Goal: Compile every line that includes the word "JSON".

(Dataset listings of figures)
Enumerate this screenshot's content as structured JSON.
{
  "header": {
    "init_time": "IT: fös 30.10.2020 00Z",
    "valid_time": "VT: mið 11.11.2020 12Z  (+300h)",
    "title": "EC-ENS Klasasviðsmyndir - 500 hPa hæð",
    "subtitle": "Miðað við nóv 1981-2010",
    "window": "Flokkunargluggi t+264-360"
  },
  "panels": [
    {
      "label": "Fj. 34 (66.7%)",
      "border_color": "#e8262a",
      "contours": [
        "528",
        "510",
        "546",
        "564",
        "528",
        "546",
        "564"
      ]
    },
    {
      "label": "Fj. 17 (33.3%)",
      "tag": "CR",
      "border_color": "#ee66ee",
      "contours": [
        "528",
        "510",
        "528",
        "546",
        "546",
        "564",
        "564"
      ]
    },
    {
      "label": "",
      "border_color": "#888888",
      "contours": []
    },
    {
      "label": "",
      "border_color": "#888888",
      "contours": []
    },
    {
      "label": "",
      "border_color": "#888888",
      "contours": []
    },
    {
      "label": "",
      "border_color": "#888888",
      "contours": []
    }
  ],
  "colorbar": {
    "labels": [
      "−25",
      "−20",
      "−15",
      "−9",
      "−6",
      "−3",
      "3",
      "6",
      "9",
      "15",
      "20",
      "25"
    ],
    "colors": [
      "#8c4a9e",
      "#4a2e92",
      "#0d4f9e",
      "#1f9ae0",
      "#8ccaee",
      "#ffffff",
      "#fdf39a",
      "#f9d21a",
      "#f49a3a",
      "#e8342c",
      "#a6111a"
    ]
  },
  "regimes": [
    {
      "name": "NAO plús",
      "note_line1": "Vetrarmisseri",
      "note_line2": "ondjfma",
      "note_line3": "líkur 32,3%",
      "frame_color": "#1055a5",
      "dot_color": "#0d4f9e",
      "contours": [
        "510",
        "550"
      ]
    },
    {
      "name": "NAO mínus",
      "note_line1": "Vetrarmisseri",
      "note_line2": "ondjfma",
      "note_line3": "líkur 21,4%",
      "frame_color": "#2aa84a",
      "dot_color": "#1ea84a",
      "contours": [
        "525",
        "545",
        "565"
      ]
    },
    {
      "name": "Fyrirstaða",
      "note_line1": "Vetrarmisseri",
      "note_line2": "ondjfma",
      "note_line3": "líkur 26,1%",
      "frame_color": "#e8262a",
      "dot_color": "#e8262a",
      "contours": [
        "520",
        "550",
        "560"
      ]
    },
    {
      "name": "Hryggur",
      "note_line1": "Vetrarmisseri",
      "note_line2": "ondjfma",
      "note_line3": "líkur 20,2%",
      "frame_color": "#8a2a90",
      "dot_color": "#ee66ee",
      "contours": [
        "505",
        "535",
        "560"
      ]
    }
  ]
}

---

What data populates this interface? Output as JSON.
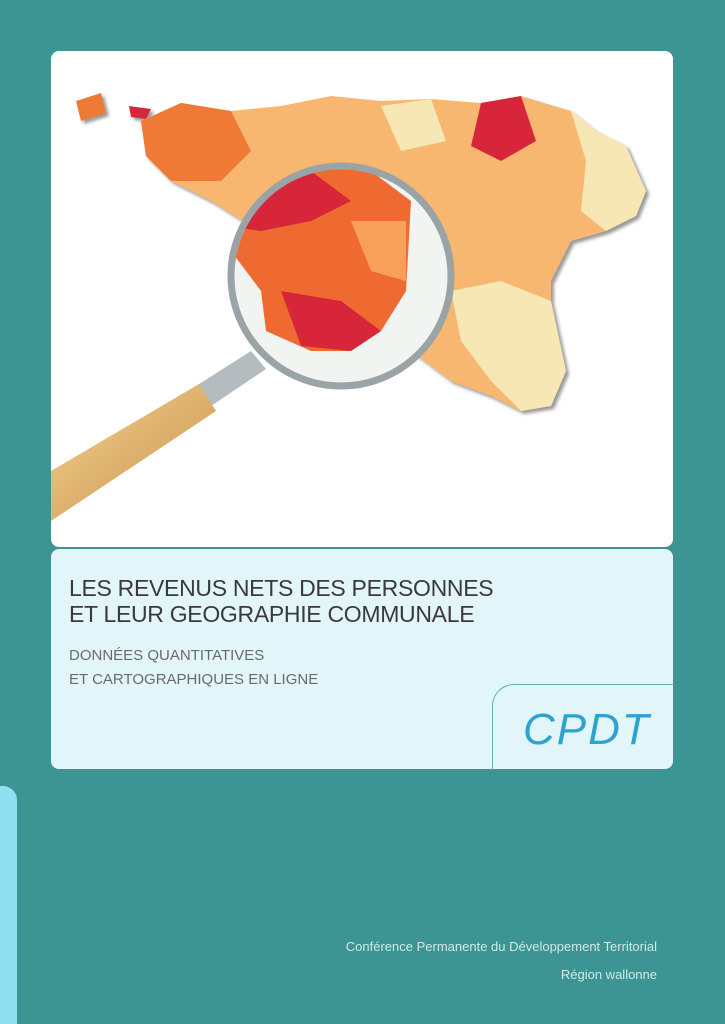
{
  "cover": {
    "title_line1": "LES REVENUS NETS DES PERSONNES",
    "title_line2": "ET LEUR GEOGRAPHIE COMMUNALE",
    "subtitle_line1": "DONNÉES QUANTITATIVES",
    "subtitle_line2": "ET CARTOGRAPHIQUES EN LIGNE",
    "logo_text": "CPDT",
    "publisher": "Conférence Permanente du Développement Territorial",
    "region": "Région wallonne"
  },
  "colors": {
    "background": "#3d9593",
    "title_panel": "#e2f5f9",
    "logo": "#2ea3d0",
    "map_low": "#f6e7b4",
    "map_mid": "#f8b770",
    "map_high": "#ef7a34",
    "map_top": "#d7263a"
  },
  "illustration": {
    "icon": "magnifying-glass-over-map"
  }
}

Exercise response:
Enumerate this screenshot's content as structured JSON.
What data populates this interface? Output as JSON.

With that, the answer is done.